Task goal: Output all records precisely as written.

Data provided:
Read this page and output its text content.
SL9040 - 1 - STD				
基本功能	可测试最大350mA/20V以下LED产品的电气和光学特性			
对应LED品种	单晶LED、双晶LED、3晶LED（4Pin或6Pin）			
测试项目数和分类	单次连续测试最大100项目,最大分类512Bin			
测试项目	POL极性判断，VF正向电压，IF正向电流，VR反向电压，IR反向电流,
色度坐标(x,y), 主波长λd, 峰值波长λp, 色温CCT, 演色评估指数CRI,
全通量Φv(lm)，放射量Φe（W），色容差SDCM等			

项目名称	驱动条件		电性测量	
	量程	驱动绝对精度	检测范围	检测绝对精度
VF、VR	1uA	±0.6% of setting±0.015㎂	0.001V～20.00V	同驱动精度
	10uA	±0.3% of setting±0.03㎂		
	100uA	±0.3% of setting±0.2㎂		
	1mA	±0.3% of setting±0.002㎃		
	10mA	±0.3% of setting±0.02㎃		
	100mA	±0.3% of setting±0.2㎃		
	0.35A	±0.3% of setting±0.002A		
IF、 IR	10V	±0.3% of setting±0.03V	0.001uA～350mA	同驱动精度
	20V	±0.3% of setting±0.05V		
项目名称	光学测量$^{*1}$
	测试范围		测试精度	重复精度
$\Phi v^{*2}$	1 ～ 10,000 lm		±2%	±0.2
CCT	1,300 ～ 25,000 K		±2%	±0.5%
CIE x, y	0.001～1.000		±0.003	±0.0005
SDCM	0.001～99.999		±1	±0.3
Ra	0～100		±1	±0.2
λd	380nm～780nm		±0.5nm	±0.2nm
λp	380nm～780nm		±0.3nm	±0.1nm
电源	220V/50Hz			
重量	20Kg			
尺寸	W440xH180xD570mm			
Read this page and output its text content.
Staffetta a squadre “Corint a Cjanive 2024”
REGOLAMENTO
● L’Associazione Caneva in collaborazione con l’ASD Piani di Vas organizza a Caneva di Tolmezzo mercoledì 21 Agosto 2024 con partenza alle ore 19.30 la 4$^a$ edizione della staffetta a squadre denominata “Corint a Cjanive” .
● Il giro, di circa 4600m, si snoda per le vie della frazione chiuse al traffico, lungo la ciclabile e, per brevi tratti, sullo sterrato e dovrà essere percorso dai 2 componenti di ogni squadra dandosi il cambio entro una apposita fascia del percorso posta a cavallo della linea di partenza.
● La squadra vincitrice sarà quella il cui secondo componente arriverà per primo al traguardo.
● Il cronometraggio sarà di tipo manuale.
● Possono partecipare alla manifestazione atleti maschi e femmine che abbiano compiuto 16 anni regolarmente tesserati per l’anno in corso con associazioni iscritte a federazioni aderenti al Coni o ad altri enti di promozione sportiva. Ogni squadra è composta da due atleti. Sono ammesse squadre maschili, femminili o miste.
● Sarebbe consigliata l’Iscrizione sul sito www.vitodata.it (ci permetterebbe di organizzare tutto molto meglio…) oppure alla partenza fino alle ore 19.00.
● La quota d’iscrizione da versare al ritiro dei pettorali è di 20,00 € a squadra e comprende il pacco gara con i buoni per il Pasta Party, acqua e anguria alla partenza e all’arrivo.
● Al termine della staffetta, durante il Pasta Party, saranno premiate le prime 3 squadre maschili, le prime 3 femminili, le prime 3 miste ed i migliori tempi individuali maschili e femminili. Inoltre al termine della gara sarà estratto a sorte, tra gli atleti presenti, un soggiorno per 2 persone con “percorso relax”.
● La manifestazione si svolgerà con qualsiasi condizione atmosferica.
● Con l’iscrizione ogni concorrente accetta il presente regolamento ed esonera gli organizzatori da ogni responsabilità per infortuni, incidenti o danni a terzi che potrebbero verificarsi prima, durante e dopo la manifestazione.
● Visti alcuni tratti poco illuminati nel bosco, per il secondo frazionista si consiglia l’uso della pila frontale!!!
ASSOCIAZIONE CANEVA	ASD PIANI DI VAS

Full response:
Read this page and output its text content.
SL9040 - 1 - STD				
基本功能	可测试最大350mA/20V以下LED产品的电气和光学特性			
对应LED品种	单晶LED、双晶LED、3晶LED（4Pin或6Pin）			
测试项目数和分类	单次连续测试最大100项目,最大分类512Bin			
测试项目	POL极性判断，VF正向电压，IF正向电流，VR反向电压，IR反向电流,
色度坐标(x,y), 主波长λd, 峰值波长λp, 色温CCT, 演色评估指数CRI,
全通量Φv(lm)，放射量Φe（W），色容差SDCM等			

项目名称	驱动条件		电性测量	
	量程	驱动绝对精度	检测范围	检测绝对精度
VF、VR	1uA	±0.6% of setting±0.015㎂	0.001V～20.00V	同驱动精度
	10uA	±0.3% of setting±0.03㎂		
	100uA	±0.3% of setting±0.2㎂		
	1mA	±0.3% of setting±0.002㎃		
	10mA	±0.3% of setting±0.02㎃		
	100mA	±0.3% of setting±0.2㎃		
	0.35A	±0.3% of setting±0.002A		
IF、 IR	10V	±0.3% of setting±0.03V	0.001uA～350mA	同驱动精度
	20V	±0.3% of setting±0.05V		
项目名称	光学测量$^{*1}$
	测试范围		测试精度	重复精度
$\Phi v^{*2}$	1 ～ 10,000 lm		±2%	±0.2
CCT	1,300 ～ 25,000 K		±2%	±0.5%
CIE x, y	0.001～1.000		±0.003	±0.0005
SDCM	0.001～99.999		±1	±0.3
Ra	0～100		±1	±0.2
λd	380nm～780nm		±0.5nm	±0.2nm
λp	380nm～780nm		±0.3nm	±0.1nm
电源	220V/50Hz			
重量	20Kg			
尺寸	W440xH180xD570mm			
Read this page and output its text content.
Staffetta a squadre “Corint a Cjanive 2024”
REGOLAMENTO
● L’Associazione Caneva in collaborazione con l’ASD Piani di Vas organizza a Caneva di Tolmezzo mercoledì 21 Agosto 2024 con partenza alle ore 19.30 la 4$^a$ edizione della staffetta a squadre denominata “Corint a Cjanive” .
● Il giro, di circa 4600m, si snoda per le vie della frazione chiuse al traffico, lungo la ciclabile e, per brevi tratti, sullo sterrato e dovrà essere percorso dai 2 componenti di ogni squadra dandosi il cambio entro una apposita fascia del percorso posta a cavallo della linea di partenza.
● La squadra vincitrice sarà quella il cui secondo componente arriverà per primo al traguardo.
● Il cronometraggio sarà di tipo manuale.
● Possono partecipare alla manifestazione atleti maschi e femmine che abbiano compiuto 16 anni regolarmente tesserati per l’anno in corso con associazioni iscritte a federazioni aderenti al Coni o ad altri enti di promozione sportiva. Ogni squadra è composta da due atleti. Sono ammesse squadre maschili, femminili o miste.
● Sarebbe consigliata l’Iscrizione sul sito www.vitodata.it (ci permetterebbe di organizzare tutto molto meglio…) oppure alla partenza fino alle ore 19.00.
● La quota d’iscrizione da versare al ritiro dei pettorali è di 20,00 € a squadra e comprende il pacco gara con i buoni per il Pasta Party, acqua e anguria alla partenza e all’arrivo.
● Al termine della staffetta, durante il Pasta Party, saranno premiate le prime 3 squadre maschili, le prime 3 femminili, le prime 3 miste ed i migliori tempi individuali maschili e femminili. Inoltre al termine della gara sarà estratto a sorte, tra gli atleti presenti, un soggiorno per 2 persone con “percorso relax”.
● La manifestazione si svolgerà con qualsiasi condizione atmosferica.
● Con l’iscrizione ogni concorrente accetta il presente regolamento ed esonera gli organizzatori da ogni responsabilità per infortuni, incidenti o danni a terzi che potrebbero verificarsi prima, durante e dopo la manifestazione.
● Visti alcuni tratti poco illuminati nel bosco, per il secondo frazionista si consiglia l’uso della pila frontale!!!
ASSOCIAZIONE CANEVA	ASD PIANI DI VAS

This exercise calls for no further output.